SUPPLIED MATERIAL:
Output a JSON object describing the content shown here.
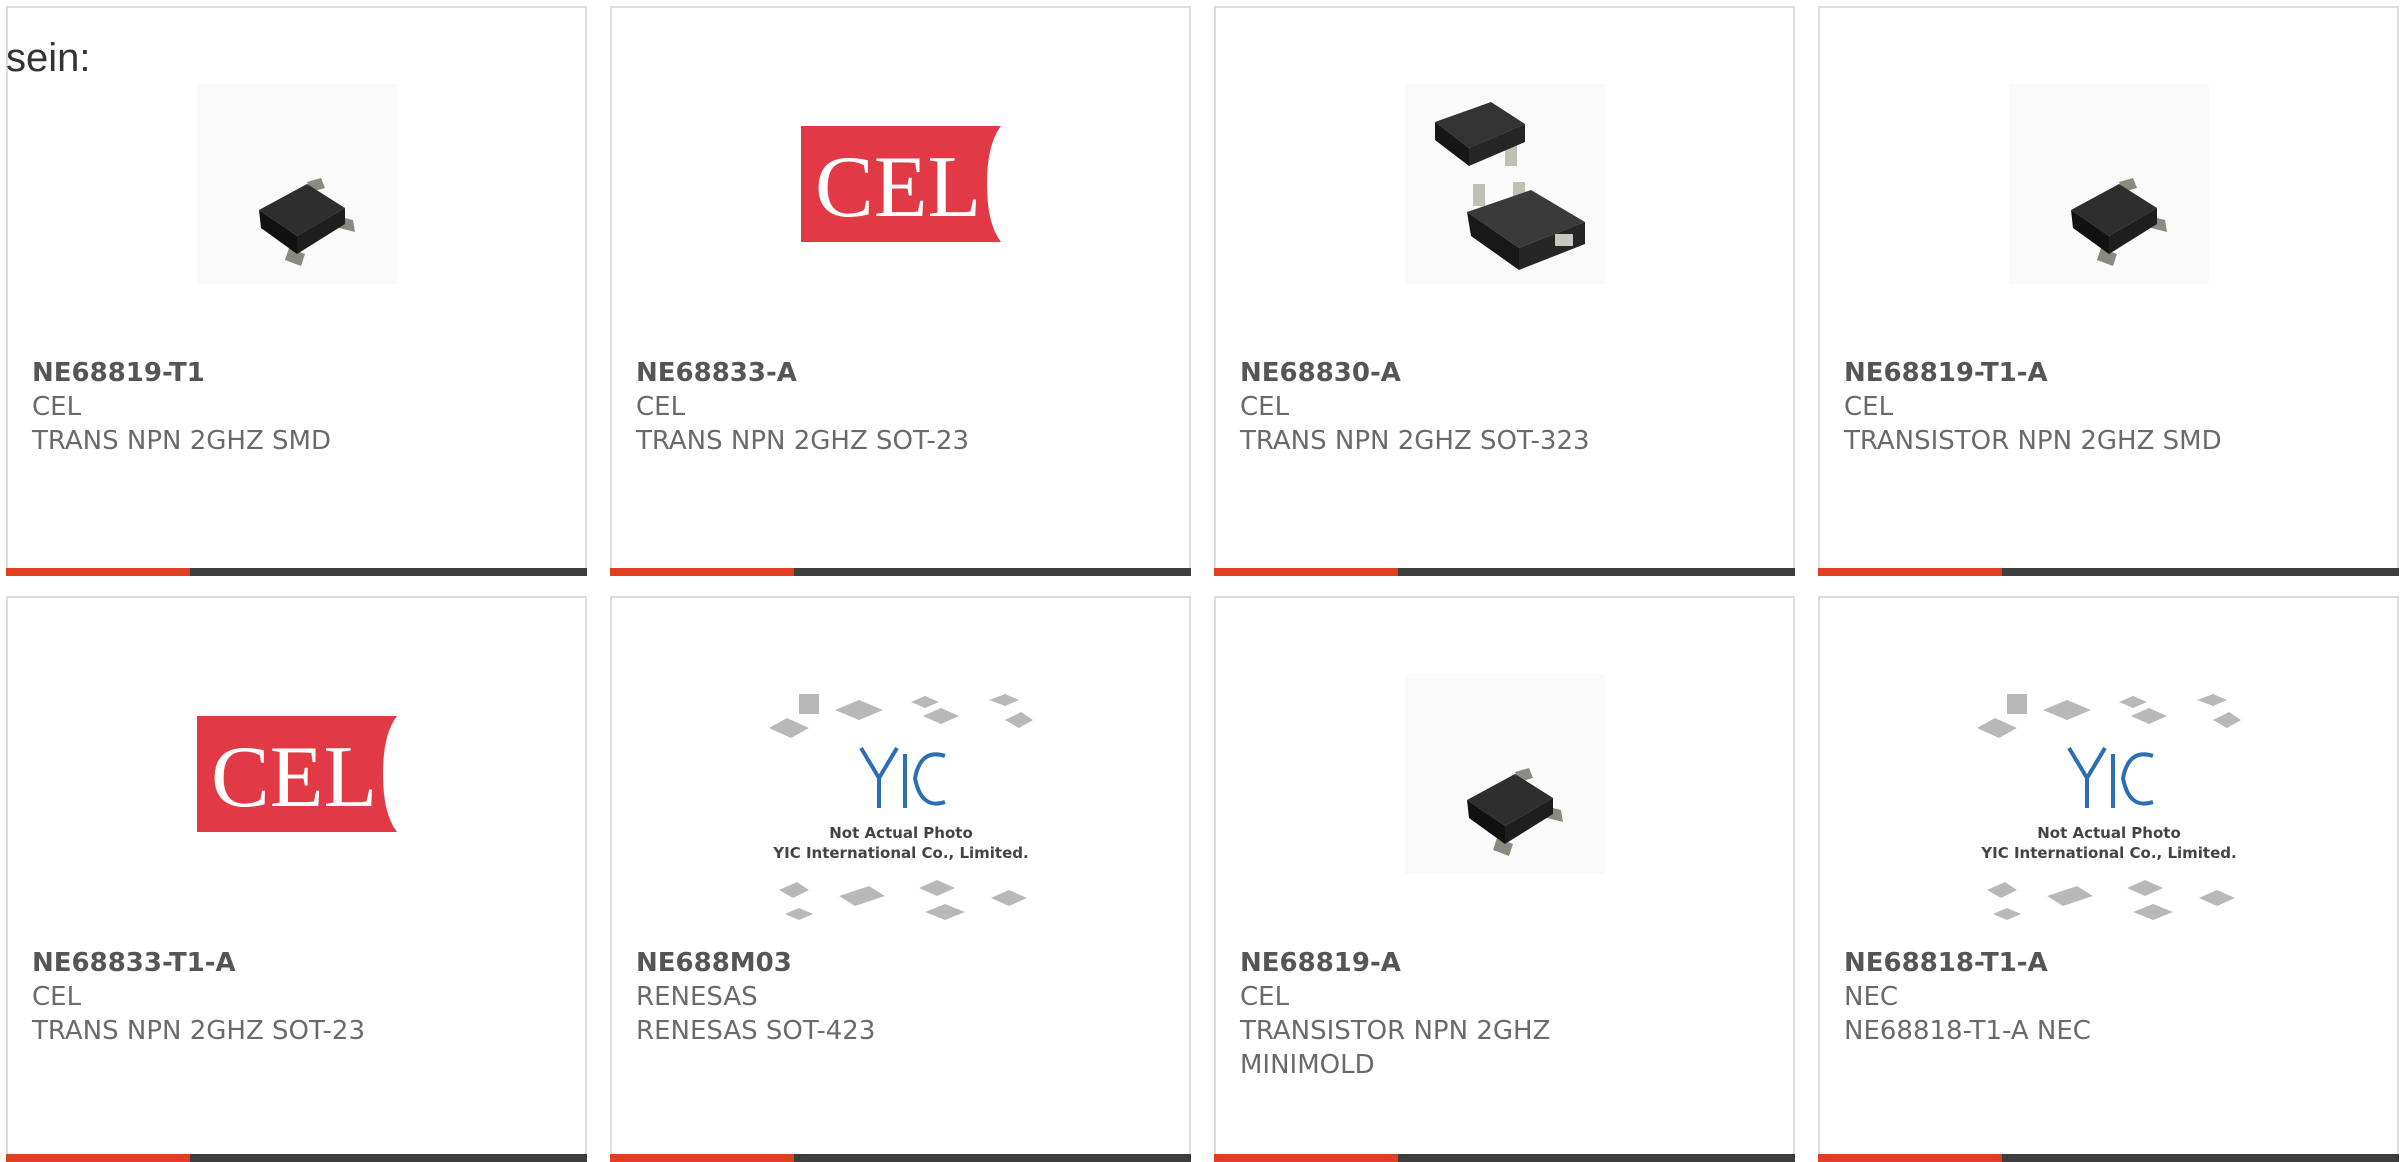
{
  "header": {
    "label": "sein:"
  },
  "products": [
    {
      "part_no": "NE68819-T1",
      "manufacturer": "CEL",
      "description": "TRANS NPN 2GHZ SMD",
      "image": "transistor-sot-photo-icon"
    },
    {
      "part_no": "NE68833-A",
      "manufacturer": "CEL",
      "description": "TRANS NPN 2GHZ SOT-23",
      "image": "cel-logo",
      "logo_text": "CEL"
    },
    {
      "part_no": "NE68830-A",
      "manufacturer": "CEL",
      "description": "TRANS NPN 2GHZ SOT-323",
      "image": "transistor-pair-photo-icon"
    },
    {
      "part_no": "NE68819-T1-A",
      "manufacturer": "CEL",
      "description": "TRANSISTOR NPN 2GHZ SMD",
      "image": "transistor-sot-photo-icon"
    },
    {
      "part_no": "NE68833-T1-A",
      "manufacturer": "CEL",
      "description": "TRANS NPN 2GHZ SOT-23",
      "image": "cel-logo",
      "logo_text": "CEL"
    },
    {
      "part_no": "NE688M03",
      "manufacturer": "RENESAS",
      "description": "RENESAS SOT-423",
      "image": "yic-placeholder",
      "placeholder_lines": [
        "Not Actual Photo",
        "YIC International Co., Limited."
      ],
      "logo_text": "YIC"
    },
    {
      "part_no": "NE68819-A",
      "manufacturer": "CEL",
      "description": "TRANSISTOR NPN 2GHZ MINIMOLD",
      "image": "transistor-sot-photo-icon"
    },
    {
      "part_no": "NE68818-T1-A",
      "manufacturer": "NEC",
      "description": "NE68818-T1-A NEC",
      "image": "yic-placeholder",
      "placeholder_lines": [
        "Not Actual Photo",
        "YIC International Co., Limited."
      ],
      "logo_text": "YIC"
    }
  ],
  "colors": {
    "accent": "#e0401f",
    "bar": "#3d3d3d",
    "cel_red": "#e13a46",
    "yic_blue": "#2a6fb5"
  }
}
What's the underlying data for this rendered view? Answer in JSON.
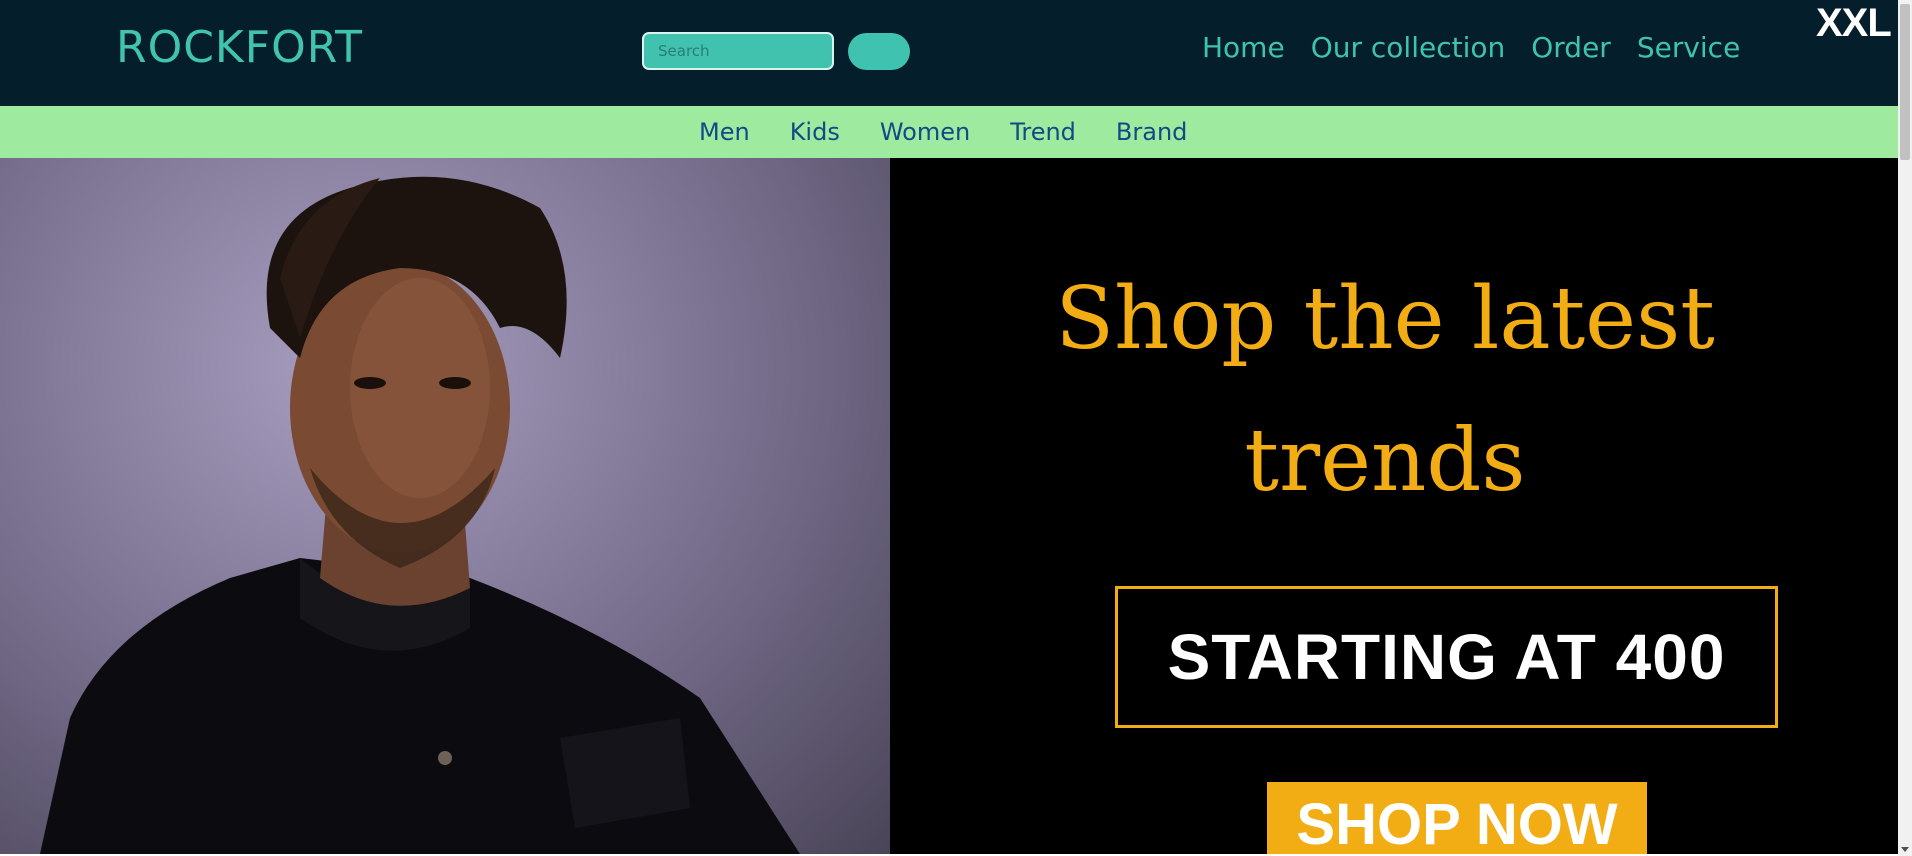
{
  "header": {
    "brand": "ROCKFORT",
    "search": {
      "placeholder": "Search",
      "value": "",
      "button_label": ""
    },
    "nav": [
      "Home",
      "Our collection",
      "Order",
      "Service"
    ],
    "badge": "XXL"
  },
  "categories": [
    "Men",
    "Kids",
    "Women",
    "Trend",
    "Brand"
  ],
  "hero": {
    "photo_icon": "model-photo",
    "headline_line1": "Shop the latest",
    "headline_line2": "trends",
    "price_text": "STARTING AT 400",
    "cta_label": "SHOP NOW"
  },
  "colors": {
    "header_bg": "#041e2b",
    "accent_teal": "#3fc2b0",
    "category_bg": "#9eeba0",
    "category_text": "#124a86",
    "promo_gold": "#f2ac14",
    "promo_bg": "#000000"
  }
}
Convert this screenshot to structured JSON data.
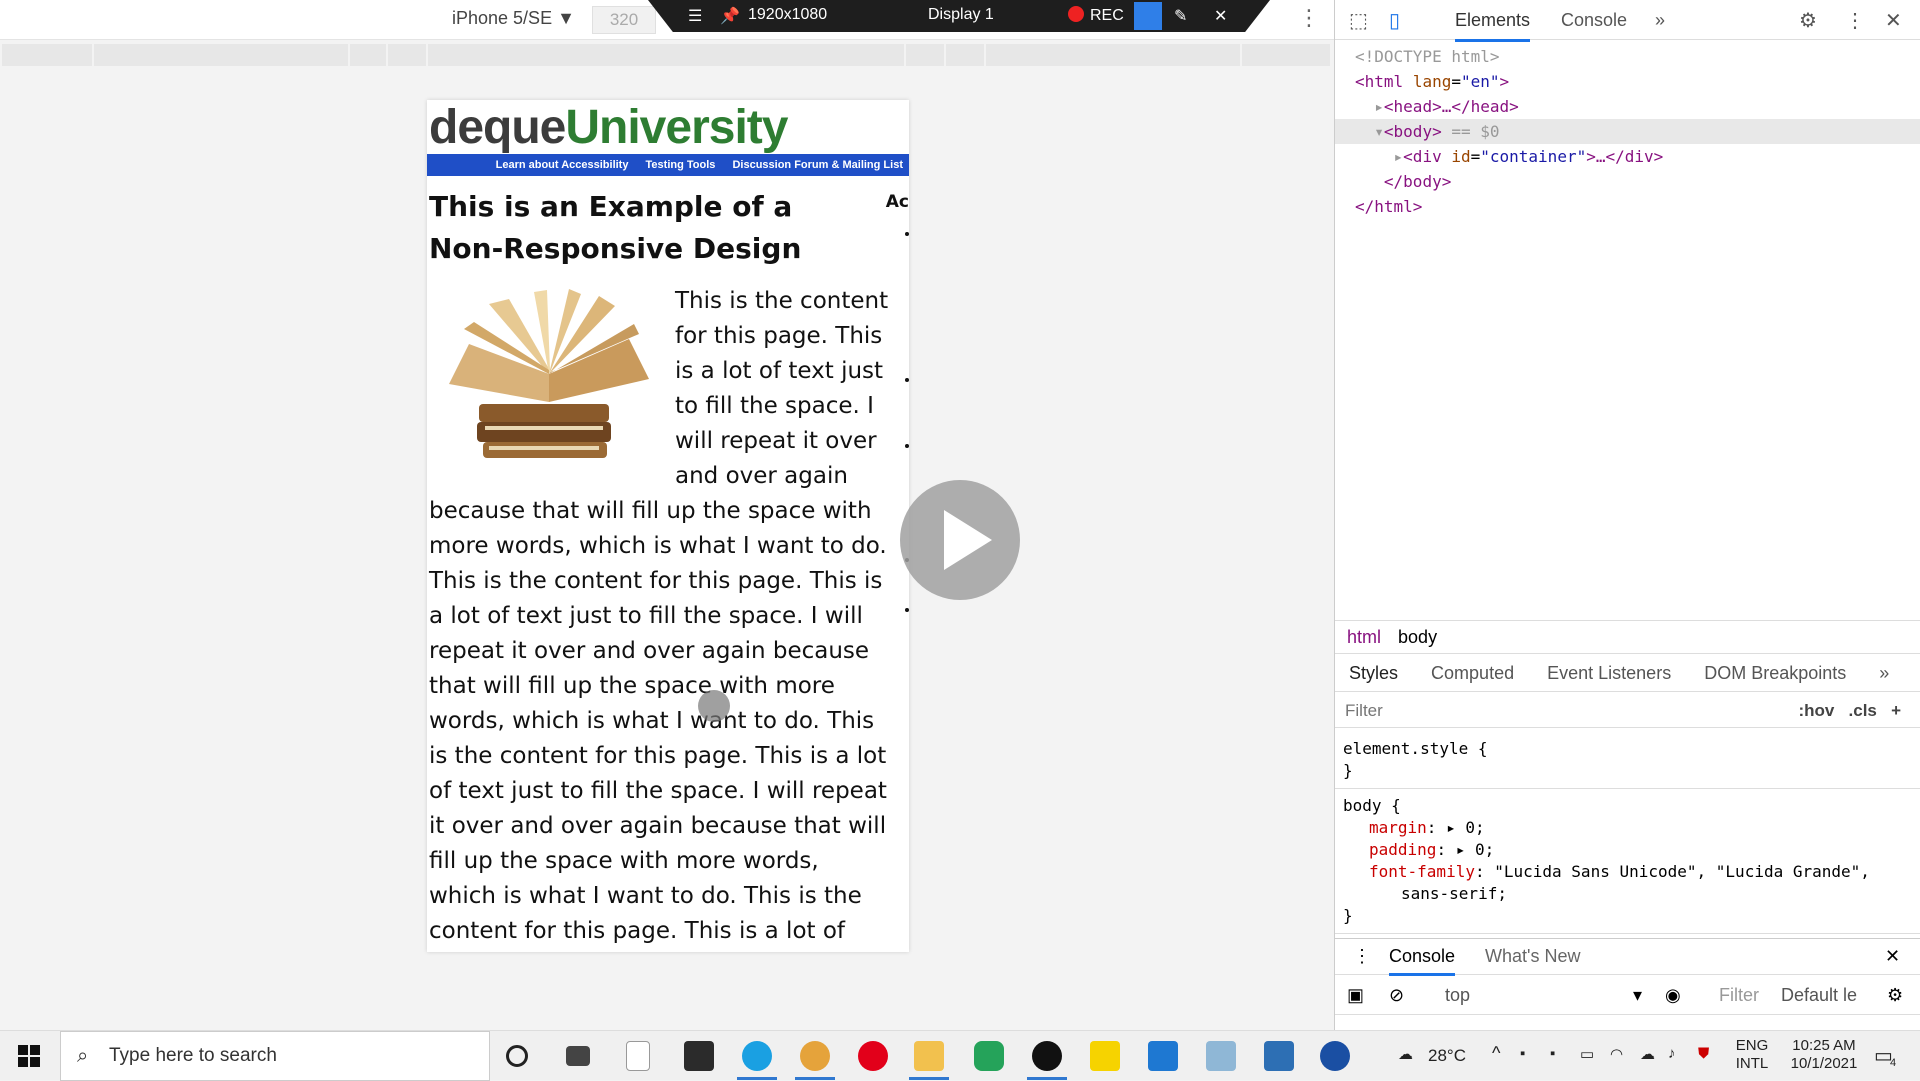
{
  "device_toolbar": {
    "device_name": "iPhone 5/SE ▼",
    "width_value": "320",
    "more_icon": "vertical-dots-icon"
  },
  "recorder": {
    "menu_icon": "hamburger-icon",
    "pin_icon": "pin-icon",
    "resolution": "1920x1080",
    "display": "Display 1",
    "rec_label": "REC",
    "camera_icon": "camera-icon",
    "pen_icon": "pen-icon",
    "close_icon": "close-icon"
  },
  "page": {
    "logo_deque": "deque",
    "logo_university": "University",
    "nav": [
      "Learn about Accessibility",
      "Testing Tools",
      "Discussion Forum & Mailing List"
    ],
    "heading": "This is an Example of a Non-Responsive Design",
    "side_label": "Ac",
    "body_text": "This is the content for this page. This is a lot of text just to fill the space. I will repeat it over and over again because that will fill up the space with more words, which is what I want to do. This is the content for this page. This is a lot of text just to fill the space. I will repeat it over and over again because that will fill up the space with more words, which is what I want to do. This is the content for this page. This is a lot of text just to fill the space. I will repeat it over and over again because that will fill up the space with more words, which is what I want to do. This is the content for this page. This is a lot of text just to"
  },
  "devtools": {
    "tabs": [
      "Elements",
      "Console",
      "»"
    ],
    "dom": {
      "doctype": "<!DOCTYPE html>",
      "html_open_tag": "<html",
      "html_attr": "lang",
      "html_attr_val": "\"en\"",
      "head": "<head>…</head>",
      "body_open": "<body>",
      "body_marker": "== $0",
      "div_open": "<div",
      "div_attr": "id",
      "div_attr_val": "\"container\"",
      "div_rest": ">…</div>",
      "body_close": "</body>",
      "html_close": "</html>"
    },
    "breadcrumbs": [
      "html",
      "body"
    ],
    "style_tabs": [
      "Styles",
      "Computed",
      "Event Listeners",
      "DOM Breakpoints",
      "»"
    ],
    "filter_placeholder": "Filter",
    "filter_hov": ":hov",
    "filter_cls": ".cls",
    "filter_add": "+",
    "element_style_selector": "element.style {",
    "close_brace": "}",
    "body_selector": "body {",
    "props": [
      {
        "name": "margin",
        "value": "▸ 0;"
      },
      {
        "name": "padding",
        "value": "▸ 0;"
      },
      {
        "name": "font-family",
        "value": "\"Lucida Sans Unicode\", \"Lucida Grande\","
      }
    ],
    "font_family_cont": "sans-serif;",
    "drawer_tabs": [
      "Console",
      "What's New"
    ],
    "drawer_context": "top",
    "drawer_filter": "Filter",
    "drawer_levels": "Default le"
  },
  "taskbar": {
    "search_placeholder": "Type here to search",
    "weather": "28°C",
    "lang_top": "ENG",
    "lang_bottom": "INTL",
    "time": "10:25 AM",
    "date": "10/1/2021",
    "notification_count": "4"
  }
}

WHAT YOU SHOULD DO: Could you repeat all of the material exactly? Pictures should not be copied.

EXERCISE SOLUTION:
Output a JSON object describing the content shown here.
{
  "header": {
    "label": "sein:"
  },
  "products": [
    {
      "part_no": "NE68819-T1",
      "manufacturer": "CEL",
      "description": "TRANS NPN 2GHZ SMD",
      "image": "transistor-sot-photo-icon"
    },
    {
      "part_no": "NE68833-A",
      "manufacturer": "CEL",
      "description": "TRANS NPN 2GHZ SOT-23",
      "image": "cel-logo",
      "logo_text": "CEL"
    },
    {
      "part_no": "NE68830-A",
      "manufacturer": "CEL",
      "description": "TRANS NPN 2GHZ SOT-323",
      "image": "transistor-pair-photo-icon"
    },
    {
      "part_no": "NE68819-T1-A",
      "manufacturer": "CEL",
      "description": "TRANSISTOR NPN 2GHZ SMD",
      "image": "transistor-sot-photo-icon"
    },
    {
      "part_no": "NE68833-T1-A",
      "manufacturer": "CEL",
      "description": "TRANS NPN 2GHZ SOT-23",
      "image": "cel-logo",
      "logo_text": "CEL"
    },
    {
      "part_no": "NE688M03",
      "manufacturer": "RENESAS",
      "description": "RENESAS SOT-423",
      "image": "yic-placeholder",
      "placeholder_lines": [
        "Not Actual Photo",
        "YIC International Co., Limited."
      ],
      "logo_text": "YIC"
    },
    {
      "part_no": "NE68819-A",
      "manufacturer": "CEL",
      "description": "TRANSISTOR NPN 2GHZ MINIMOLD",
      "image": "transistor-sot-photo-icon"
    },
    {
      "part_no": "NE68818-T1-A",
      "manufacturer": "NEC",
      "description": "NE68818-T1-A NEC",
      "image": "yic-placeholder",
      "placeholder_lines": [
        "Not Actual Photo",
        "YIC International Co., Limited."
      ],
      "logo_text": "YIC"
    }
  ],
  "colors": {
    "accent": "#e0401f",
    "bar": "#3d3d3d",
    "cel_red": "#e13a46",
    "yic_blue": "#2a6fb5"
  }
}
What's the underlying data for this rendered view? Answer in JSON.
{
  "header": {
    "brand": "ROCKFORT",
    "search": {
      "placeholder": "Search",
      "value": "",
      "button_label": ""
    },
    "nav": [
      "Home",
      "Our collection",
      "Order",
      "Service"
    ],
    "badge": "XXL"
  },
  "categories": [
    "Men",
    "Kids",
    "Women",
    "Trend",
    "Brand"
  ],
  "hero": {
    "photo_icon": "model-photo",
    "headline_line1": "Shop the latest",
    "headline_line2": "trends",
    "price_text": "STARTING AT 400",
    "cta_label": "SHOP NOW"
  },
  "colors": {
    "header_bg": "#041e2b",
    "accent_teal": "#3fc2b0",
    "category_bg": "#9eeba0",
    "category_text": "#124a86",
    "promo_gold": "#f2ac14",
    "promo_bg": "#000000"
  }
}
Convert this screenshot to structured JSON data.
{
  "device_toolbar": {
    "device_name": "iPhone 5/SE ▼",
    "width_value": "320",
    "more_icon": "vertical-dots-icon"
  },
  "recorder": {
    "menu_icon": "hamburger-icon",
    "pin_icon": "pin-icon",
    "resolution": "1920x1080",
    "display": "Display 1",
    "rec_label": "REC",
    "camera_icon": "camera-icon",
    "pen_icon": "pen-icon",
    "close_icon": "close-icon"
  },
  "page": {
    "logo_deque": "deque",
    "logo_university": "University",
    "nav": [
      "Learn about Accessibility",
      "Testing Tools",
      "Discussion Forum & Mailing List"
    ],
    "heading": "This is an Example of a Non-Responsive Design",
    "side_label": "Ac",
    "body_text": "This is the content for this page. This is a lot of text just to fill the space. I will repeat it over and over again because that will fill up the space with more words, which is what I want to do. This is the content for this page. This is a lot of text just to fill the space. I will repeat it over and over again because that will fill up the space with more words, which is what I want to do. This is the content for this page. This is a lot of text just to fill the space. I will repeat it over and over again because that will fill up the space with more words, which is what I want to do. This is the content for this page. This is a lot of text just to"
  },
  "devtools": {
    "tabs": [
      "Elements",
      "Console",
      "»"
    ],
    "dom": {
      "doctype": "<!DOCTYPE html>",
      "html_open_tag": "<html",
      "html_attr": "lang",
      "html_attr_val": "\"en\"",
      "head": "<head>…</head>",
      "body_open": "<body>",
      "body_marker": "== $0",
      "div_open": "<div",
      "div_attr": "id",
      "div_attr_val": "\"container\"",
      "div_rest": ">…</div>",
      "body_close": "</body>",
      "html_close": "</html>"
    },
    "breadcrumbs": [
      "html",
      "body"
    ],
    "style_tabs": [
      "Styles",
      "Computed",
      "Event Listeners",
      "DOM Breakpoints",
      "»"
    ],
    "filter_placeholder": "Filter",
    "filter_hov": ":hov",
    "filter_cls": ".cls",
    "filter_add": "+",
    "element_style_selector": "element.style {",
    "close_brace": "}",
    "body_selector": "body {",
    "props": [
      {
        "name": "margin",
        "value": "▸ 0;"
      },
      {
        "name": "padding",
        "value": "▸ 0;"
      },
      {
        "name": "font-family",
        "value": "\"Lucida Sans Unicode\", \"Lucida Grande\","
      }
    ],
    "font_family_cont": "sans-serif;",
    "drawer_tabs": [
      "Console",
      "What's New"
    ],
    "drawer_context": "top",
    "drawer_filter": "Filter",
    "drawer_levels": "Default le"
  },
  "taskbar": {
    "search_placeholder": "Type here to search",
    "weather": "28°C",
    "lang_top": "ENG",
    "lang_bottom": "INTL",
    "time": "10:25 AM",
    "date": "10/1/2021",
    "notification_count": "4"
  }
}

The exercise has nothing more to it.